*Data section*
--- Start ---

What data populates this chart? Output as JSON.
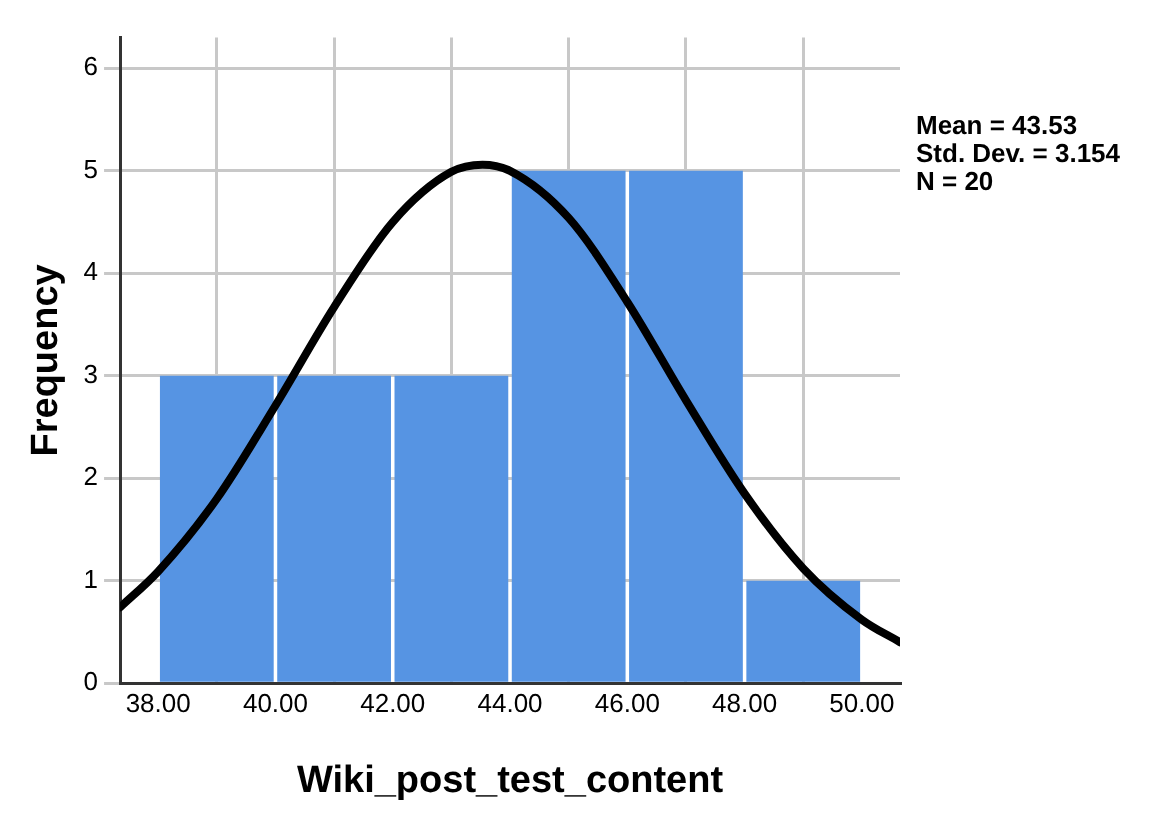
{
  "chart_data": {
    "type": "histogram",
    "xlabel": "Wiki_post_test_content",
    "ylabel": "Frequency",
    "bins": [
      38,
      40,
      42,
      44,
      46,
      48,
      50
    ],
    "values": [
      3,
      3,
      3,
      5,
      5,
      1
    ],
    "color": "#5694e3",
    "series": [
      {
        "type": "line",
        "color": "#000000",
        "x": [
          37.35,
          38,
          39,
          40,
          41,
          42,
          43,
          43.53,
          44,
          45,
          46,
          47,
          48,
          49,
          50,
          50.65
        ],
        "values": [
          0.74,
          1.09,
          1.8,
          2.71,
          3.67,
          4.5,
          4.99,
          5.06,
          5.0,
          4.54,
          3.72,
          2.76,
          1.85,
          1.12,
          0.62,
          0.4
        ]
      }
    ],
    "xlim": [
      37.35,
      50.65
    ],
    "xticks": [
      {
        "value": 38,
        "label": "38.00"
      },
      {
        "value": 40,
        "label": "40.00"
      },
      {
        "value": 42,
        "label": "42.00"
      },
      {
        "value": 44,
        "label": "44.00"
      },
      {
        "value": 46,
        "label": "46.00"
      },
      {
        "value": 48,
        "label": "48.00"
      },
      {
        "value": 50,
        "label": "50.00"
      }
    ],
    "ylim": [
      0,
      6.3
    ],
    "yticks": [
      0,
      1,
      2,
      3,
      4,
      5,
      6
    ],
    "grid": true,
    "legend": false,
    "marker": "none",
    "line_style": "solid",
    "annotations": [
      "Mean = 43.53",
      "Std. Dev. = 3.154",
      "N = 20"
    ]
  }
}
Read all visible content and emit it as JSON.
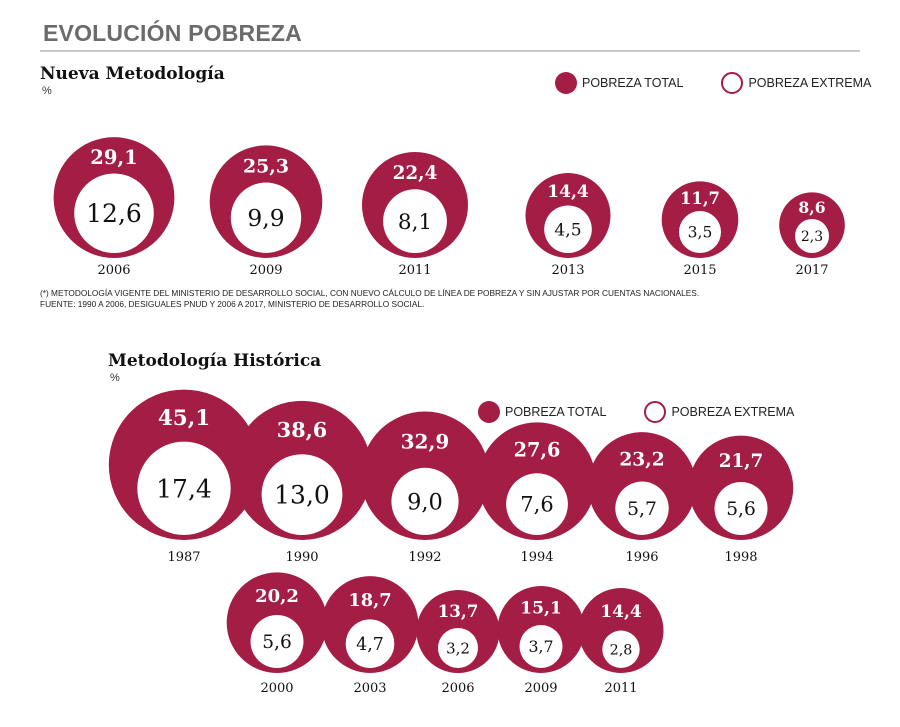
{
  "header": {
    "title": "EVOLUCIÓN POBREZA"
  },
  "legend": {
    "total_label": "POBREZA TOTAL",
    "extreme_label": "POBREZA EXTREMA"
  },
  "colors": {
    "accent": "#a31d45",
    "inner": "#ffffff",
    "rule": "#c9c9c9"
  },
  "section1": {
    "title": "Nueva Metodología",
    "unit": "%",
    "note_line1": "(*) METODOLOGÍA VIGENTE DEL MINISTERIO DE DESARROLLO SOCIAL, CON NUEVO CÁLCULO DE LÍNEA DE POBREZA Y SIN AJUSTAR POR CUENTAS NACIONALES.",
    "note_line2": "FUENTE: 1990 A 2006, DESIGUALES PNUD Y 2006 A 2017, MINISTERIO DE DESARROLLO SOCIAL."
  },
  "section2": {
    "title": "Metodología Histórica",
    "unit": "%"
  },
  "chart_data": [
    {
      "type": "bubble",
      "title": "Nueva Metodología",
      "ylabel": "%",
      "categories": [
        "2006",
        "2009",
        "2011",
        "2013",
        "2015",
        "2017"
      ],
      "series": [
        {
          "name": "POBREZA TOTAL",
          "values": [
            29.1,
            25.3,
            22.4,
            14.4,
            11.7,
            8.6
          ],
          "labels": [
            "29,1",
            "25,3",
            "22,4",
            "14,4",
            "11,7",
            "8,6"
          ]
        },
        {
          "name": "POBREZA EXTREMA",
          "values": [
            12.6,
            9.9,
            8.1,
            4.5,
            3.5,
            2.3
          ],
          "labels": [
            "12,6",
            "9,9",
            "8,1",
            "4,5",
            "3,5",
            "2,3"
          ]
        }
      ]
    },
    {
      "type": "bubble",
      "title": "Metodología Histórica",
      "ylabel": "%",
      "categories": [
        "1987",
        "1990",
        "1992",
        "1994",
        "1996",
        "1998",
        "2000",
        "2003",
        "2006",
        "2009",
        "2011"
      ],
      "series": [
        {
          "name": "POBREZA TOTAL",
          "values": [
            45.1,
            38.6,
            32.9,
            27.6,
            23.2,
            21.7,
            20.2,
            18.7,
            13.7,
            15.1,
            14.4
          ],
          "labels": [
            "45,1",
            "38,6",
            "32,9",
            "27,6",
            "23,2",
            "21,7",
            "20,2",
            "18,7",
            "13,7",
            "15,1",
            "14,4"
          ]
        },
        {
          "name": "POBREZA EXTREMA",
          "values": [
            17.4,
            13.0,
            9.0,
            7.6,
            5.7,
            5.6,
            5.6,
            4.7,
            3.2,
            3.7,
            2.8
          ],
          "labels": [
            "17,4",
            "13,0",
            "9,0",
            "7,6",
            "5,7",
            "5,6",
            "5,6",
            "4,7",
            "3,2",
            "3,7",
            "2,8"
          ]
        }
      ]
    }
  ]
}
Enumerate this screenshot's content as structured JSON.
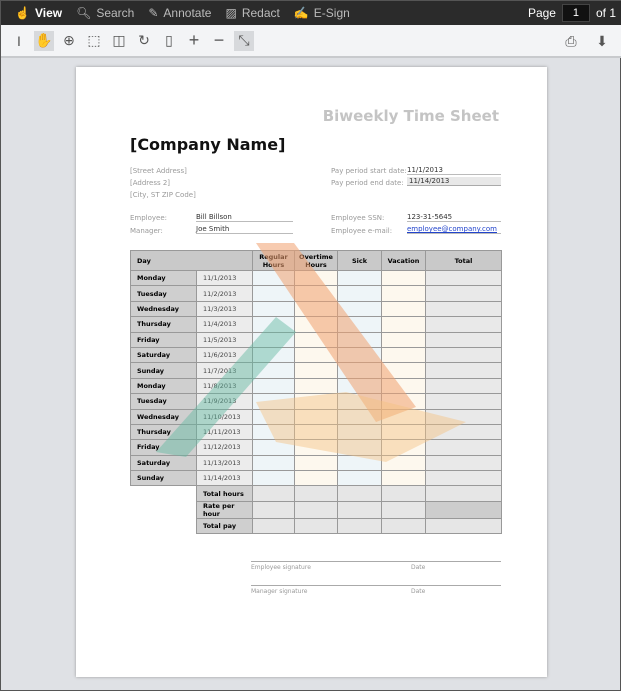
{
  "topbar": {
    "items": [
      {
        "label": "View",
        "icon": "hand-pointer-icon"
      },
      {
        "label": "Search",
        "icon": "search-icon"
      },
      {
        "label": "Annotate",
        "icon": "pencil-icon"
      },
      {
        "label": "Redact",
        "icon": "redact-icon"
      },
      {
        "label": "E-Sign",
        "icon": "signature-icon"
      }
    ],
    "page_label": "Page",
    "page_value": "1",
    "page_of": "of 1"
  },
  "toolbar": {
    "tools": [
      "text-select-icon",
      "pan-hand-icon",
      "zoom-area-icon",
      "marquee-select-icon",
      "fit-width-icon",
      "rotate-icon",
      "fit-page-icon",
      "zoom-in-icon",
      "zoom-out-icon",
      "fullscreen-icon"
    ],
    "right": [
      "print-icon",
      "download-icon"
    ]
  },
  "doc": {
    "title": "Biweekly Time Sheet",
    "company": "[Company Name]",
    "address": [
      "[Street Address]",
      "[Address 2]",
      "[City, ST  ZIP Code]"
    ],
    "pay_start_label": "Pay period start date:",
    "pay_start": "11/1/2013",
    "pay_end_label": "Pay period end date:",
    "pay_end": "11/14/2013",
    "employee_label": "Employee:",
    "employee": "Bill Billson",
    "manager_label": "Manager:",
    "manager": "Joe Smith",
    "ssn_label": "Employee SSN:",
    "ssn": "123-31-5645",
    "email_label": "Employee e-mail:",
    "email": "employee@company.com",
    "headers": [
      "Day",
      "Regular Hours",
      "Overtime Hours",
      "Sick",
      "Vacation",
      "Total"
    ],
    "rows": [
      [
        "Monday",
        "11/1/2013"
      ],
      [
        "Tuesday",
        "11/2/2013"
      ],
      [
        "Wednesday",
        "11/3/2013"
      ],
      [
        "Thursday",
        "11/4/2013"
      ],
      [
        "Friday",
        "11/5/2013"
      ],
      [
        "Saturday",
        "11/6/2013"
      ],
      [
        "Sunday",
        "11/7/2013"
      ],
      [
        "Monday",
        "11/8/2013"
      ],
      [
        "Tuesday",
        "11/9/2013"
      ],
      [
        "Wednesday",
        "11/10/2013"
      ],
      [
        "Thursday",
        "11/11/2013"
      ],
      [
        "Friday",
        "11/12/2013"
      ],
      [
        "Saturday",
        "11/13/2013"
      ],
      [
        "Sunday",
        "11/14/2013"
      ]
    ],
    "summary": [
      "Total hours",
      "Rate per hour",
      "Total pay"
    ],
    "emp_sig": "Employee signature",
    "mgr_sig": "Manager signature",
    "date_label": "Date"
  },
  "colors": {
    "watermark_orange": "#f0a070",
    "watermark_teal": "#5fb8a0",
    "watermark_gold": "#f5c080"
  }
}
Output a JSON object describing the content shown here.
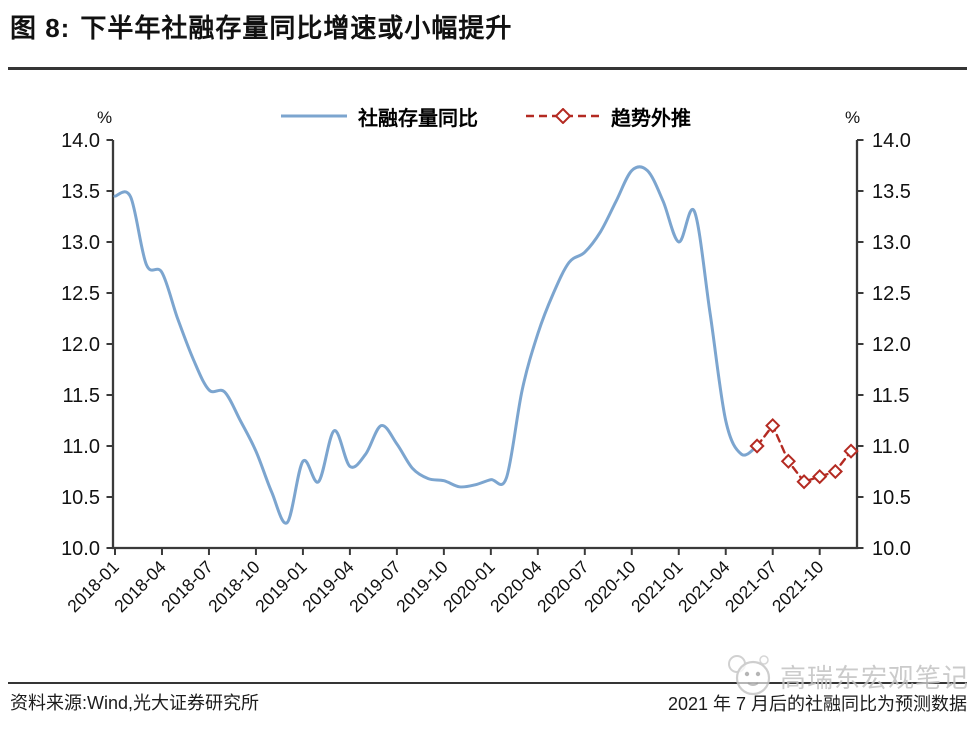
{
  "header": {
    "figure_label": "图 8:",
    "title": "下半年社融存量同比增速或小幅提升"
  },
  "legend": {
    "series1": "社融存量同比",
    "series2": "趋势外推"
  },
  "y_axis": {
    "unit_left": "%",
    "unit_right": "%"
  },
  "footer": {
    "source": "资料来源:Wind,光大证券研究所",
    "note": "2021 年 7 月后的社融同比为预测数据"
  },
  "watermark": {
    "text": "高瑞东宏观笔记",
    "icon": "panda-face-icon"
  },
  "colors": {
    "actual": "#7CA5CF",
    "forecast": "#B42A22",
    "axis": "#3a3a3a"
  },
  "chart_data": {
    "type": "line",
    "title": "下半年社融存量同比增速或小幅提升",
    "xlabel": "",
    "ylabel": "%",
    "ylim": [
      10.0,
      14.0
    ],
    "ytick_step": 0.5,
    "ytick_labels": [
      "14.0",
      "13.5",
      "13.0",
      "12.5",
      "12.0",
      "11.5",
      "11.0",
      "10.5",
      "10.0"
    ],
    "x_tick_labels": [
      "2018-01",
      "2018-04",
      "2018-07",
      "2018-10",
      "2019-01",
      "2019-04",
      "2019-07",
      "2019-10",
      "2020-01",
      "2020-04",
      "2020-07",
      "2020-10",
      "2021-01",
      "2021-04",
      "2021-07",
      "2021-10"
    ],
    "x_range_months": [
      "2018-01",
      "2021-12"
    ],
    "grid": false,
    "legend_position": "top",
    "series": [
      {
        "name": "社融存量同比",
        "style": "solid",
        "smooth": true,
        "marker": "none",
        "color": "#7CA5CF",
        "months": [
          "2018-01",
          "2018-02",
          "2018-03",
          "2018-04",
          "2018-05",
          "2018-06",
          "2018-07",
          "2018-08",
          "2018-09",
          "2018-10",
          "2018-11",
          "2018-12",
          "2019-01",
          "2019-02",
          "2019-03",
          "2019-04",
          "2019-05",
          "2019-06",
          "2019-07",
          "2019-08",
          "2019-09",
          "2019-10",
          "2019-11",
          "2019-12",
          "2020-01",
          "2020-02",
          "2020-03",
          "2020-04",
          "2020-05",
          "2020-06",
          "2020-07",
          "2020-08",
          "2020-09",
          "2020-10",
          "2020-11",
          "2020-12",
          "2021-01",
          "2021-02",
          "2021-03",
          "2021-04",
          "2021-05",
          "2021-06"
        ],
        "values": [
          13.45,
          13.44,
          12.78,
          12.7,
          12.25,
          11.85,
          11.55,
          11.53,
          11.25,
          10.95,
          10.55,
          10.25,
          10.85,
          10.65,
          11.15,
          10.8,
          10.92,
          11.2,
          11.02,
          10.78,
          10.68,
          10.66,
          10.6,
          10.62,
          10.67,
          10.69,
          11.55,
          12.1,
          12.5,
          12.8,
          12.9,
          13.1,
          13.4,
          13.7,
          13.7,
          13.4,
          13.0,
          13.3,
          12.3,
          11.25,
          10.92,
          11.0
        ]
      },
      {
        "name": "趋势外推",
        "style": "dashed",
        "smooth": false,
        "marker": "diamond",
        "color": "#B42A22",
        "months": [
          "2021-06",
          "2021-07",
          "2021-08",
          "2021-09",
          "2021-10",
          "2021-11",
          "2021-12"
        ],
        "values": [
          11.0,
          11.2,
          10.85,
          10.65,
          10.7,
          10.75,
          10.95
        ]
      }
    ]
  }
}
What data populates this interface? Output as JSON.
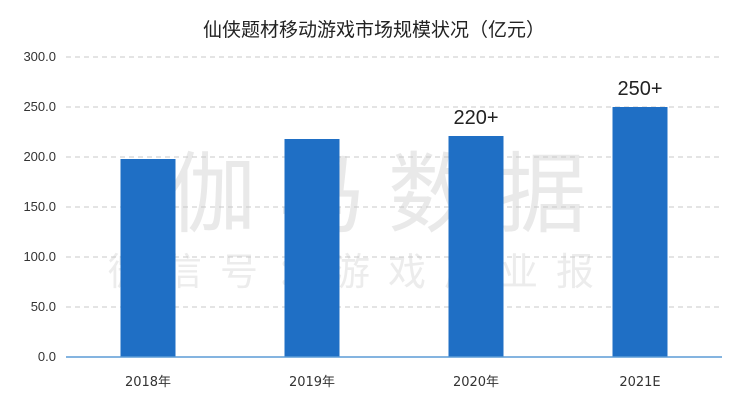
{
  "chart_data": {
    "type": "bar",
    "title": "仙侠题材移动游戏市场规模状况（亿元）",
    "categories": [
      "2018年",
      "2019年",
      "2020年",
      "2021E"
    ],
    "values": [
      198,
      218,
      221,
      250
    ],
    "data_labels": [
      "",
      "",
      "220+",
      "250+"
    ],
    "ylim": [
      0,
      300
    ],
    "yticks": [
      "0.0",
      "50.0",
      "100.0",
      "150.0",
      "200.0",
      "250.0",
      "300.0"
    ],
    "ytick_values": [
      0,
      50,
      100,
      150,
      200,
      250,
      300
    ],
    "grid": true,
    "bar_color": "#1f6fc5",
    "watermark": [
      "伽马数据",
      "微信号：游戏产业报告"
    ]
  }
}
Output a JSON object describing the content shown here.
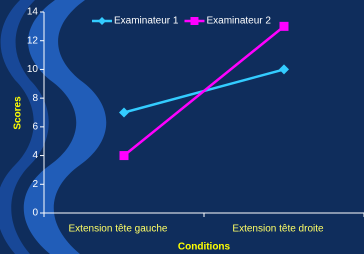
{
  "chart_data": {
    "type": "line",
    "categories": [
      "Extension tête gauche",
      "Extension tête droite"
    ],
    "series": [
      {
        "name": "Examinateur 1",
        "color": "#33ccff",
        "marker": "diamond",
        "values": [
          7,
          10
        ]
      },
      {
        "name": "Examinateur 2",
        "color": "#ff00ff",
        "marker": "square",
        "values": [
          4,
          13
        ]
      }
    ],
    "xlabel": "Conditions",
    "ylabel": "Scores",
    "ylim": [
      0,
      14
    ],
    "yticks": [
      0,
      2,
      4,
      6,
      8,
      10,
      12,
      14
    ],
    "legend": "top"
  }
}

--- End ---

*Requirement*
How many of these lines contain "Histórica"? Write only the number.

*Finished answer*
2